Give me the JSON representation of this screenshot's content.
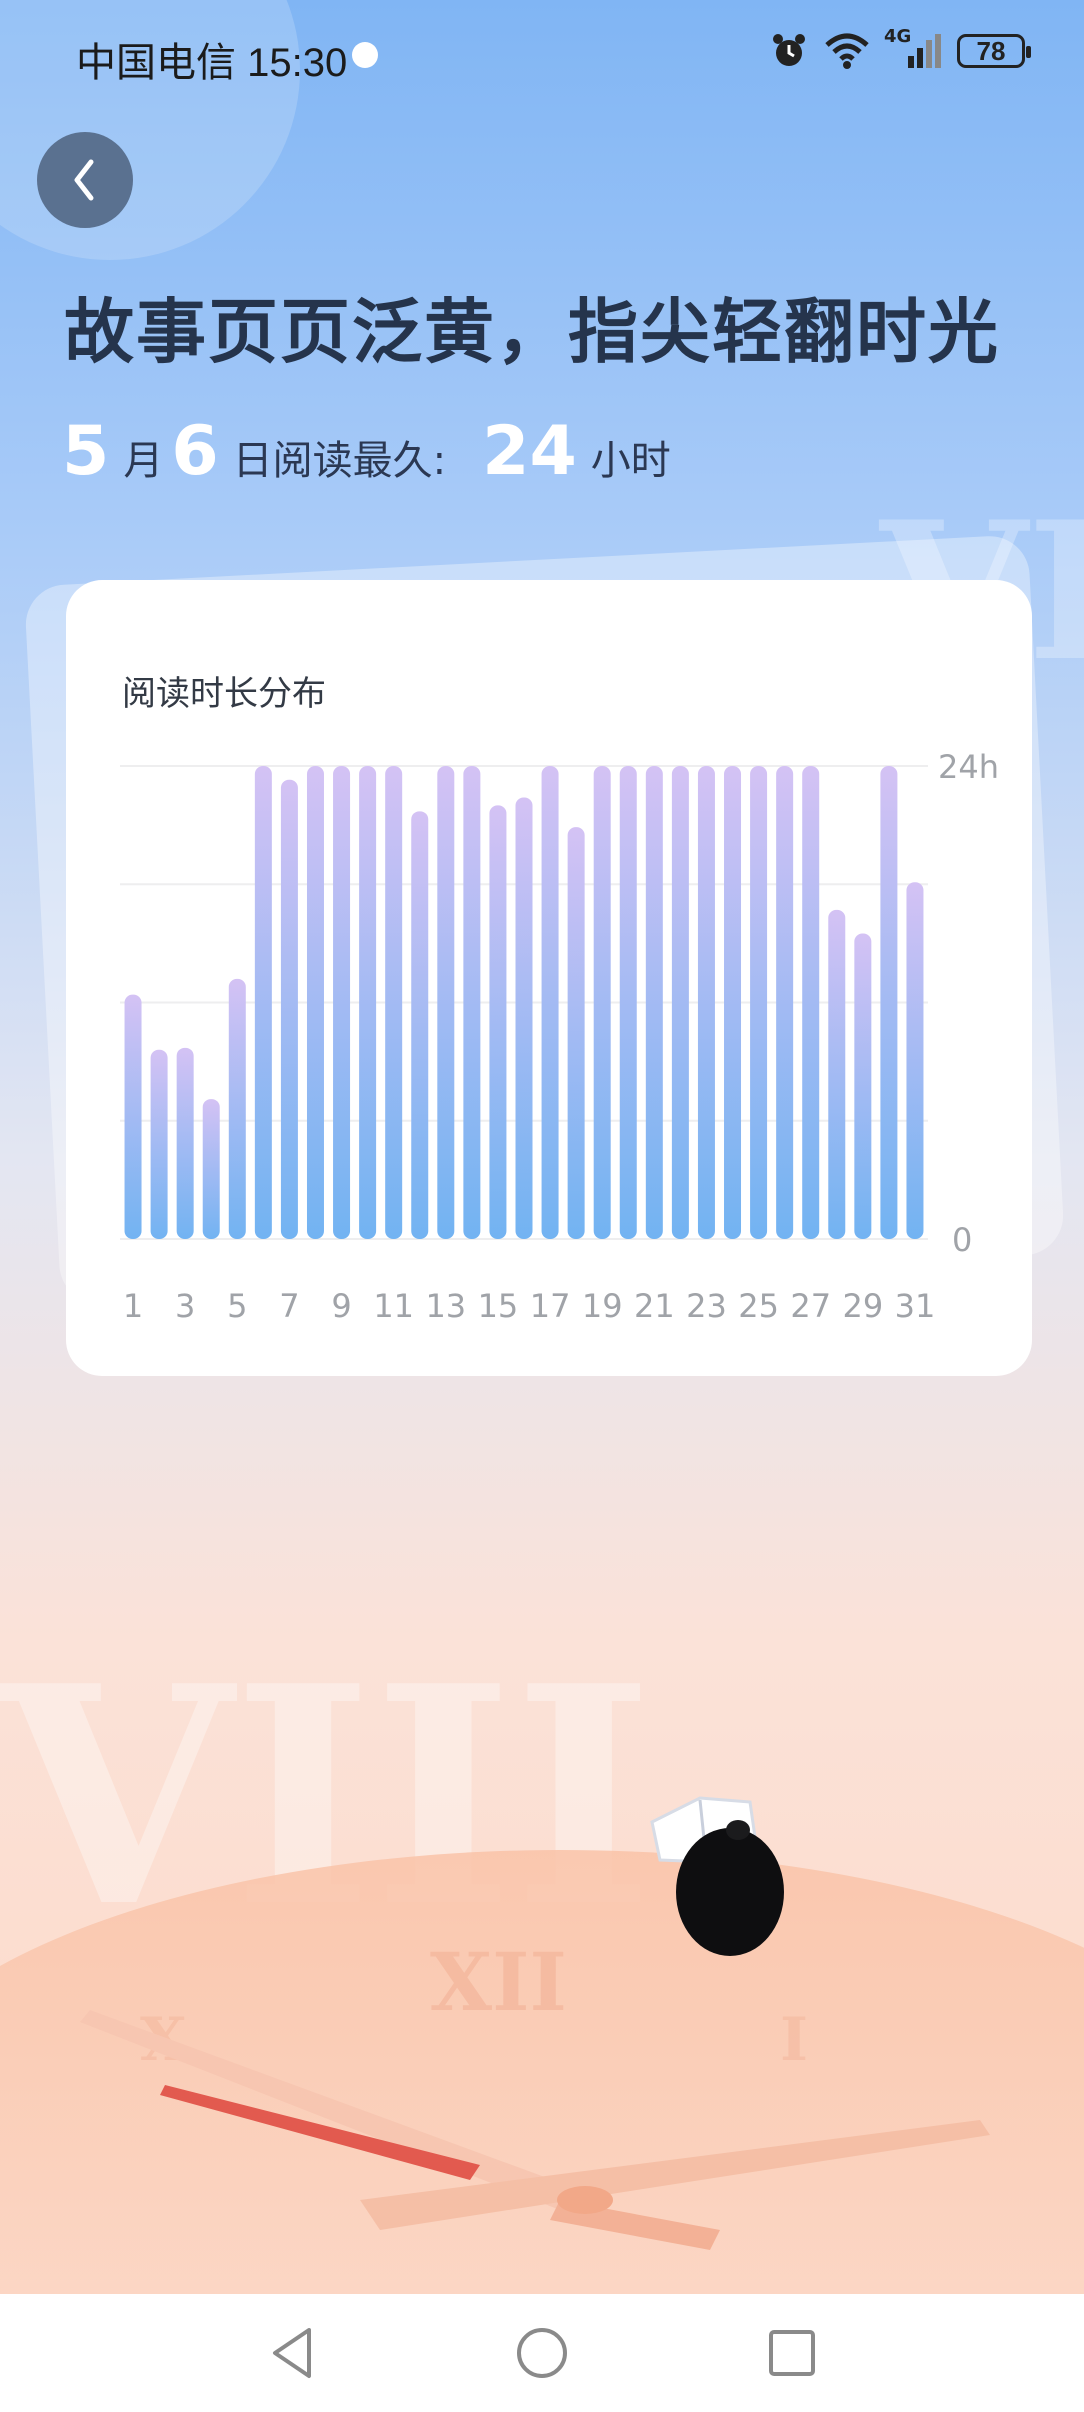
{
  "status_bar": {
    "carrier_time": "中国电信 15:30",
    "battery": "78",
    "network": "4G"
  },
  "header": {
    "headline": "故事页页泛黄，指尖轻翻时光"
  },
  "summary": {
    "month": "5",
    "month_unit": "月",
    "day": "6",
    "day_suffix": "日阅读最久:",
    "hours": "24",
    "hours_unit": "小时"
  },
  "card": {
    "title": "阅读时长分布"
  },
  "chart_data": {
    "type": "bar",
    "title": "阅读时长分布",
    "xlabel": "",
    "ylabel": "",
    "ylim": [
      0,
      24
    ],
    "y_tick_labels": [
      "24h",
      "0"
    ],
    "x_tick_labels": [
      "1",
      "3",
      "5",
      "7",
      "9",
      "11",
      "13",
      "15",
      "17",
      "19",
      "21",
      "23",
      "25",
      "27",
      "29",
      "31"
    ],
    "categories": [
      "1",
      "2",
      "3",
      "4",
      "5",
      "6",
      "7",
      "8",
      "9",
      "10",
      "11",
      "12",
      "13",
      "14",
      "15",
      "16",
      "17",
      "18",
      "19",
      "20",
      "21",
      "22",
      "23",
      "24",
      "25",
      "26",
      "27",
      "28",
      "29",
      "30",
      "31"
    ],
    "values": [
      12.4,
      9.6,
      9.7,
      7.1,
      13.2,
      24,
      23.3,
      24,
      24,
      24,
      24,
      21.7,
      24,
      24,
      22,
      22.4,
      24,
      20.9,
      24,
      24,
      24,
      24,
      24,
      24,
      24,
      24,
      24,
      16.7,
      15.5,
      24,
      18.1
    ],
    "grid": true,
    "bar_color_top": "#d4c2f4",
    "bar_color_bottom": "#72b3f2"
  },
  "nav": {
    "back": "back-triangle-icon",
    "home": "home-circle-icon",
    "recents": "recents-square-icon"
  },
  "colors": {
    "headline": "#25344c",
    "back_button": "#5a7190"
  }
}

TASK BRIEF
Copy out each record shown above without alteration, skipping any picture.

FINAL ANSWER
Give me the JSON representation of this screenshot's content.
{
  "status_bar": {
    "carrier_time": "中国电信 15:30",
    "battery": "78",
    "network": "4G"
  },
  "header": {
    "headline": "故事页页泛黄，指尖轻翻时光"
  },
  "summary": {
    "month": "5",
    "month_unit": "月",
    "day": "6",
    "day_suffix": "日阅读最久:",
    "hours": "24",
    "hours_unit": "小时"
  },
  "card": {
    "title": "阅读时长分布"
  },
  "chart_data": {
    "type": "bar",
    "title": "阅读时长分布",
    "xlabel": "",
    "ylabel": "",
    "ylim": [
      0,
      24
    ],
    "y_tick_labels": [
      "24h",
      "0"
    ],
    "x_tick_labels": [
      "1",
      "3",
      "5",
      "7",
      "9",
      "11",
      "13",
      "15",
      "17",
      "19",
      "21",
      "23",
      "25",
      "27",
      "29",
      "31"
    ],
    "categories": [
      "1",
      "2",
      "3",
      "4",
      "5",
      "6",
      "7",
      "8",
      "9",
      "10",
      "11",
      "12",
      "13",
      "14",
      "15",
      "16",
      "17",
      "18",
      "19",
      "20",
      "21",
      "22",
      "23",
      "24",
      "25",
      "26",
      "27",
      "28",
      "29",
      "30",
      "31"
    ],
    "values": [
      12.4,
      9.6,
      9.7,
      7.1,
      13.2,
      24,
      23.3,
      24,
      24,
      24,
      24,
      21.7,
      24,
      24,
      22,
      22.4,
      24,
      20.9,
      24,
      24,
      24,
      24,
      24,
      24,
      24,
      24,
      24,
      16.7,
      15.5,
      24,
      18.1
    ],
    "grid": true,
    "bar_color_top": "#d4c2f4",
    "bar_color_bottom": "#72b3f2"
  },
  "nav": {
    "back": "back-triangle-icon",
    "home": "home-circle-icon",
    "recents": "recents-square-icon"
  },
  "colors": {
    "headline": "#25344c",
    "back_button": "#5a7190"
  }
}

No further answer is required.